• [Goal]: Count every line that has the word "title". Give the number, without anything more.

[Dataset records on visual material]

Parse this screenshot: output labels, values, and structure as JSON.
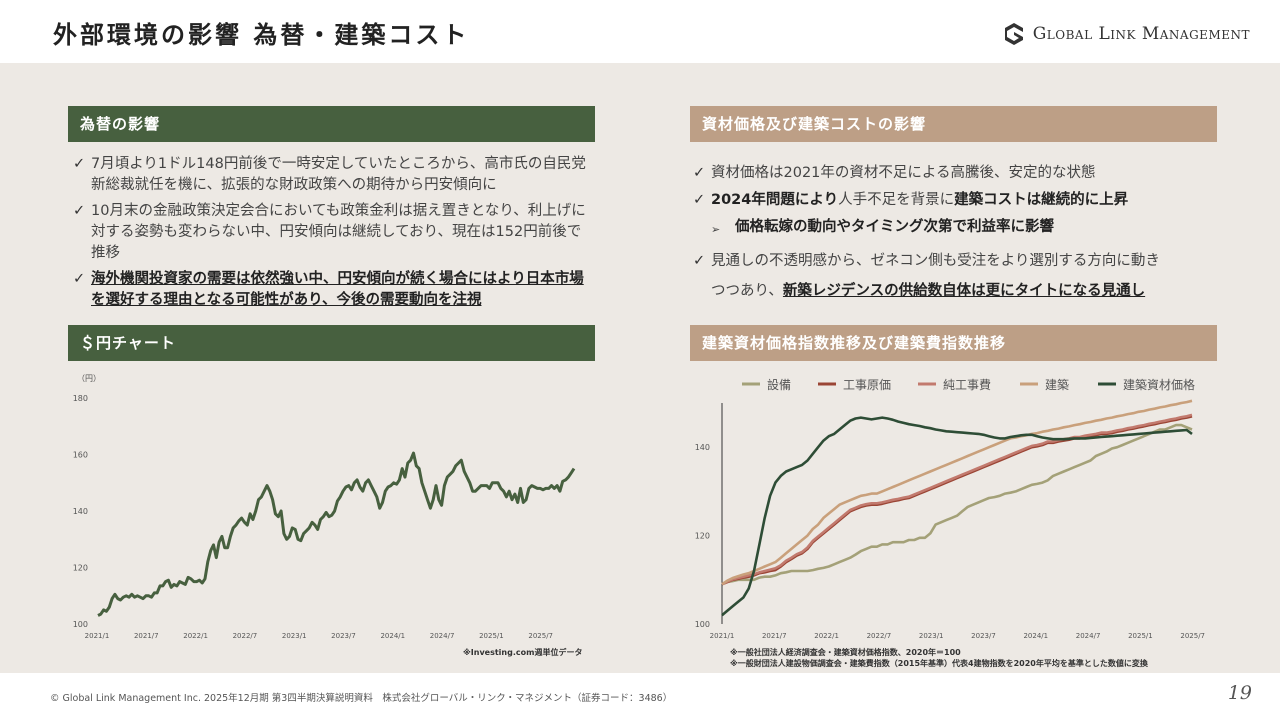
{
  "header": {
    "title": "外部環境の影響 為替・建築コスト",
    "logo_text": "Global Link Management",
    "logo_icon": "gs-monogram-icon"
  },
  "fx_panel": {
    "title": "為替の影響",
    "bullets": [
      {
        "text": "7月頃より1ドル148円前後で一時安定していたところから、高市氏の自民党新総裁就任を機に、拡張的な財政政策への期待から円安傾向に"
      },
      {
        "text": "10月末の金融政策決定会合においても政策金利は据え置きとなり、利上げに対する姿勢も変わらない中、円安傾向は継続しており、現在は152円前後で推移"
      },
      {
        "text": "海外機関投資家の需要は依然強い中、円安傾向が続く場合にはより日本市場を選好する理由となる可能性があり、今後の需要動向を注視"
      }
    ]
  },
  "cost_panel": {
    "title": "資材価格及び建築コストの影響",
    "b1": "資材価格は2021年の資材不足による高騰後、安定的な状態",
    "b2_bold": "2024年問題により",
    "b2_mid": "人手不足を背景に",
    "b2_bold2": "建築コストは継続的に上昇",
    "sub": "価格転嫁の動向やタイミング次第で利益率に影響",
    "b3a": "見通しの不透明感から、ゼネコン側も受注をより選別する方向に動き",
    "b3b": "つつあり、",
    "b3c": "新築レジデンスの供給数自体は更にタイトになる見通し"
  },
  "usdjpy_panel": {
    "title": "＄円チャート",
    "unit": "（円）",
    "source": "※Investing.com週単位データ"
  },
  "index_panel": {
    "title": "建築資材価格指数推移及び建築費指数推移",
    "note1": "※一般社団法人経済調査会・建築資材価格指数、2020年＝100",
    "note2": "※一般財団法人建設物価調査会・建築費指数（2015年基準）代表4建物指数を2020年平均を基準とした数値に変換"
  },
  "chart_data": [
    {
      "type": "line",
      "title": "",
      "ylabel": "（円）",
      "ylim": [
        100,
        180
      ],
      "yticks": [
        100,
        120,
        140,
        160,
        180
      ],
      "xticks": [
        "2021/1",
        "2021/7",
        "2022/1",
        "2022/7",
        "2023/1",
        "2023/7",
        "2024/1",
        "2024/7",
        "2025/1",
        "2025/7"
      ],
      "grid": false,
      "color": "#47603f",
      "series": [
        {
          "values": [
            103,
            103.5,
            105,
            104.5,
            106,
            109,
            110.5,
            109,
            108.5,
            109.5,
            110,
            109.5,
            110.5,
            109.5,
            110,
            109.5,
            109,
            110,
            110,
            109.5,
            111,
            111,
            113.5,
            113.5,
            115,
            115.5,
            113,
            114,
            113.5,
            115,
            114.5,
            114,
            116.5,
            116,
            115,
            115,
            115.5,
            114.5,
            116,
            122,
            126,
            128,
            123.5,
            129,
            131,
            127,
            127,
            131,
            134,
            135,
            136.5,
            137.5,
            136,
            135,
            139,
            137,
            140,
            144,
            145,
            147,
            149,
            147,
            144,
            139,
            138,
            140,
            132,
            130,
            131,
            134,
            133.5,
            130,
            129.5,
            132,
            133,
            134,
            136,
            135,
            133.5,
            137,
            138,
            139.5,
            138,
            138.5,
            140,
            143.5,
            145,
            147,
            148.5,
            149,
            147.5,
            150,
            151,
            148.5,
            147,
            150,
            151,
            149,
            147,
            145,
            141,
            143,
            147,
            148.5,
            149,
            150,
            149.5,
            151,
            155,
            152,
            157,
            158,
            160.5,
            156,
            155,
            150,
            147,
            144,
            141,
            144,
            149,
            144,
            142,
            149,
            152,
            153,
            154,
            156,
            157,
            158,
            154,
            152,
            150,
            147,
            147,
            148,
            149,
            149,
            149,
            148,
            150,
            150,
            150,
            148,
            147,
            145,
            147,
            144,
            146,
            143,
            148,
            143,
            144,
            148,
            149,
            148.5,
            148,
            148,
            147.5,
            148,
            148,
            149,
            148,
            149,
            147,
            150.5,
            151,
            152,
            153.5,
            155
          ]
        }
      ]
    },
    {
      "type": "line",
      "title": "",
      "ylim": [
        100,
        150
      ],
      "yticks": [
        100,
        120,
        140
      ],
      "xticks": [
        "2021/1",
        "2021/7",
        "2022/1",
        "2022/7",
        "2023/1",
        "2023/7",
        "2024/1",
        "2024/7",
        "2025/1",
        "2025/7"
      ],
      "legend_position": "top",
      "series": [
        {
          "name": "設備",
          "color": "#a4a178",
          "values": [
            109,
            109.5,
            109.7,
            110,
            110,
            110,
            110,
            110.5,
            110.7,
            110.7,
            111,
            111.5,
            111.7,
            112,
            112,
            112,
            112,
            112.2,
            112.5,
            112.7,
            113,
            113.5,
            114,
            114.5,
            115,
            115.7,
            116.5,
            117,
            117.5,
            117.5,
            118,
            118,
            118.5,
            118.5,
            118.5,
            119,
            119,
            119.5,
            119.5,
            120.5,
            122.5,
            123,
            123.5,
            124,
            124.5,
            125.5,
            126.5,
            127,
            127.5,
            128,
            128.5,
            128.7,
            129,
            129.5,
            129.7,
            130,
            130.5,
            131,
            131.5,
            131.7,
            132,
            132.5,
            133.5,
            134,
            134.5,
            135,
            135.5,
            136,
            136.5,
            137,
            138,
            138.5,
            139,
            139.7,
            140,
            140.5,
            141,
            141.5,
            142,
            142.5,
            143,
            143.5,
            144,
            144,
            144.5,
            145,
            145,
            144.5,
            144
          ]
        },
        {
          "name": "工事原価",
          "color": "#9a4535",
          "values": [
            109,
            109.5,
            110,
            110.2,
            110.5,
            110.7,
            111,
            111.5,
            111.7,
            112,
            112.2,
            113,
            114,
            114.7,
            115.5,
            116,
            117,
            118.5,
            119.5,
            120.5,
            121.5,
            122.5,
            123.5,
            124.5,
            125.5,
            126,
            126.5,
            126.8,
            127,
            127,
            127.2,
            127.5,
            127.8,
            128,
            128.3,
            128.5,
            129,
            129.5,
            130,
            130.5,
            131,
            131.5,
            132,
            132.5,
            133,
            133.5,
            134,
            134.5,
            135,
            135.5,
            136,
            136.5,
            137,
            137.5,
            138,
            138.5,
            139,
            139.5,
            140,
            140.2,
            140.5,
            141,
            141,
            141.3,
            141.5,
            141.7,
            142,
            142,
            142.3,
            142.5,
            142.7,
            143,
            143,
            143.2,
            143.5,
            143.7,
            144,
            144.2,
            144.5,
            144.7,
            145,
            145.2,
            145.5,
            145.7,
            146,
            146.2,
            146.5,
            146.7,
            147
          ]
        },
        {
          "name": "純工事費",
          "color": "#c27a6e",
          "values": [
            109,
            109.6,
            110.1,
            110.4,
            110.7,
            111,
            111.3,
            111.7,
            112,
            112.3,
            112.6,
            113.3,
            114.3,
            115,
            115.8,
            116.3,
            117.3,
            118.8,
            119.8,
            120.8,
            121.8,
            122.8,
            123.8,
            124.8,
            125.8,
            126.3,
            126.8,
            127.1,
            127.3,
            127.3,
            127.5,
            127.8,
            128.1,
            128.3,
            128.6,
            128.8,
            129.3,
            129.8,
            130.3,
            130.8,
            131.3,
            131.8,
            132.3,
            132.8,
            133.3,
            133.8,
            134.3,
            134.8,
            135.3,
            135.8,
            136.3,
            136.8,
            137.3,
            137.8,
            138.3,
            138.8,
            139.3,
            139.8,
            140.3,
            140.5,
            140.8,
            141.3,
            141.3,
            141.6,
            141.8,
            142,
            142.3,
            142.3,
            142.6,
            142.8,
            143,
            143.3,
            143.3,
            143.5,
            143.8,
            144,
            144.3,
            144.5,
            144.8,
            145,
            145.3,
            145.5,
            145.8,
            146,
            146.3,
            146.5,
            146.8,
            147,
            147.3
          ]
        },
        {
          "name": "建築",
          "color": "#c9a07b",
          "values": [
            109,
            109.8,
            110.4,
            110.8,
            111.2,
            111.5,
            112,
            112.5,
            113,
            113.5,
            114,
            115,
            116,
            117,
            118,
            119,
            120,
            121.5,
            122.5,
            124,
            125,
            126,
            127,
            127.5,
            128,
            128.5,
            129,
            129.2,
            129.5,
            129.5,
            130,
            130.5,
            131,
            131.5,
            132,
            132.5,
            133,
            133.5,
            134,
            134.5,
            135,
            135.5,
            136,
            136.5,
            137,
            137.5,
            138,
            138.5,
            139,
            139.5,
            140,
            140.5,
            141,
            141.5,
            142,
            142.2,
            142.5,
            142.7,
            143,
            143.2,
            143.5,
            143.7,
            144,
            144.2,
            144.5,
            144.7,
            145,
            145.2,
            145.5,
            145.7,
            146,
            146.2,
            146.5,
            146.7,
            147,
            147.2,
            147.5,
            147.7,
            148,
            148.2,
            148.5,
            148.7,
            149,
            149.2,
            149.5,
            149.7,
            150,
            150.2,
            150.5
          ]
        },
        {
          "name": "建築資材価格",
          "color": "#2e4d36",
          "values": [
            102,
            103,
            104,
            105,
            106,
            108,
            112,
            118,
            124,
            129,
            132,
            133.5,
            134.5,
            135,
            135.5,
            136,
            137,
            138.5,
            140,
            141.5,
            142.5,
            143,
            144,
            145,
            146,
            146.5,
            146.7,
            146.5,
            146.3,
            146.5,
            146.7,
            146.5,
            146.2,
            145.8,
            145.5,
            145.2,
            145,
            144.8,
            144.5,
            144.3,
            144,
            143.8,
            143.6,
            143.5,
            143.4,
            143.3,
            143.2,
            143.1,
            143,
            142.8,
            142.5,
            142.2,
            142,
            142,
            142.3,
            142.5,
            142.7,
            142.8,
            142.8,
            142.5,
            142.2,
            142,
            141.8,
            141.8,
            141.8,
            141.9,
            142,
            142,
            142,
            142.1,
            142.2,
            142.3,
            142.4,
            142.5,
            142.6,
            142.7,
            142.8,
            142.9,
            143,
            143.1,
            143.2,
            143.3,
            143.4,
            143.5,
            143.6,
            143.7,
            143.8,
            143.9,
            143
          ]
        }
      ]
    }
  ],
  "footer": {
    "text": "© Global Link Management Inc. 2025年12月期 第3四半期決算説明資料　株式会社グローバル・リンク・マネジメント（証券コード：3486）",
    "page": "19"
  }
}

• [Worked solution]: 7